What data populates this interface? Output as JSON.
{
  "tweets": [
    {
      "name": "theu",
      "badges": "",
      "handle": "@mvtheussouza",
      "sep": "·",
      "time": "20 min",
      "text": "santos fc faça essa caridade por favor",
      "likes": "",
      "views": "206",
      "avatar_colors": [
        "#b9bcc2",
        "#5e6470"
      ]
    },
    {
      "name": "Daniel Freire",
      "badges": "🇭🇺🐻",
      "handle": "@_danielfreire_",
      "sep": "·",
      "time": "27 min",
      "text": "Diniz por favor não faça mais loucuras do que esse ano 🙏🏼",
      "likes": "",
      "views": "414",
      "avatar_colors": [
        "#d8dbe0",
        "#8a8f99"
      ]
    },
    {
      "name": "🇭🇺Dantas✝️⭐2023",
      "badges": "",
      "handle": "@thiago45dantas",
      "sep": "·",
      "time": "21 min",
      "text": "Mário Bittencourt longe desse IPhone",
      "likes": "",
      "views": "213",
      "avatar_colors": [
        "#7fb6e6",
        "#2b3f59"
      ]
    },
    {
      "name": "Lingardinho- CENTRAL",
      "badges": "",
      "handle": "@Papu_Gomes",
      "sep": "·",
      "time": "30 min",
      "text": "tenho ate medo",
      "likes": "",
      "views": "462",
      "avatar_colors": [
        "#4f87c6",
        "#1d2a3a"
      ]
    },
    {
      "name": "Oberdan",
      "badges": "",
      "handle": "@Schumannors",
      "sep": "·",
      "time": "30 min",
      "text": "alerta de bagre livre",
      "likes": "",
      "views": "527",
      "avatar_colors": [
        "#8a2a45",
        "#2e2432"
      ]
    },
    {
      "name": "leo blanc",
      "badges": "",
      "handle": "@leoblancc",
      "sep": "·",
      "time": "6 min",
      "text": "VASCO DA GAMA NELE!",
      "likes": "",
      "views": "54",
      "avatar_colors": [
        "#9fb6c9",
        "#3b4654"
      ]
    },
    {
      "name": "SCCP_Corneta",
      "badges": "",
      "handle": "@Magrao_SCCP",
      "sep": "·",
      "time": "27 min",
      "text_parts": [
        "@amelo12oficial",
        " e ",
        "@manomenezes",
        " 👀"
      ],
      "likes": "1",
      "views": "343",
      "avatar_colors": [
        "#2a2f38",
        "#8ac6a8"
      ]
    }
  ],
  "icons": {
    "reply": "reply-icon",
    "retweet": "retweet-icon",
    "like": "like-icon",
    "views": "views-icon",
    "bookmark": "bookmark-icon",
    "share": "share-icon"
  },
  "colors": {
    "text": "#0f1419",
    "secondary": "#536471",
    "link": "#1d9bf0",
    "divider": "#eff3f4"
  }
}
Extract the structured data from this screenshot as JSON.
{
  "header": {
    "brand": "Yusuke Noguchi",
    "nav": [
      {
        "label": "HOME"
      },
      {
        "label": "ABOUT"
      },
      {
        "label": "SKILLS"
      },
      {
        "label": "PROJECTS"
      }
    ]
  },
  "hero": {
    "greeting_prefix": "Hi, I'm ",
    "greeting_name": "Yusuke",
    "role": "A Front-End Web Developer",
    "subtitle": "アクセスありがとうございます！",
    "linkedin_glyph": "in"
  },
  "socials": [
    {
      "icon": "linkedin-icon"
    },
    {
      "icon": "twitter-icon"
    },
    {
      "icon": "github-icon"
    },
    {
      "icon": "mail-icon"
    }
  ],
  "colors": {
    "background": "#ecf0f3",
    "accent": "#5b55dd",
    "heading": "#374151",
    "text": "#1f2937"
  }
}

· · ·

Reproduce exactly the lines from the one with "Extract the structured" through the end of the entries above, both ends included.

- Exercise answer -
Extract the structured data from this screenshot as JSON.
{
  "header": {
    "brand": "Yusuke Noguchi",
    "nav": [
      {
        "label": "HOME"
      },
      {
        "label": "ABOUT"
      },
      {
        "label": "SKILLS"
      },
      {
        "label": "PROJECTS"
      }
    ]
  },
  "hero": {
    "greeting_prefix": "Hi, I'm ",
    "greeting_name": "Yusuke",
    "role": "A Front-End Web Developer",
    "subtitle": "アクセスありがとうございます！",
    "linkedin_glyph": "in"
  },
  "socials": [
    {
      "icon": "linkedin-icon"
    },
    {
      "icon": "twitter-icon"
    },
    {
      "icon": "github-icon"
    },
    {
      "icon": "mail-icon"
    }
  ],
  "colors": {
    "background": "#ecf0f3",
    "accent": "#5b55dd",
    "heading": "#374151",
    "text": "#1f2937"
  }
}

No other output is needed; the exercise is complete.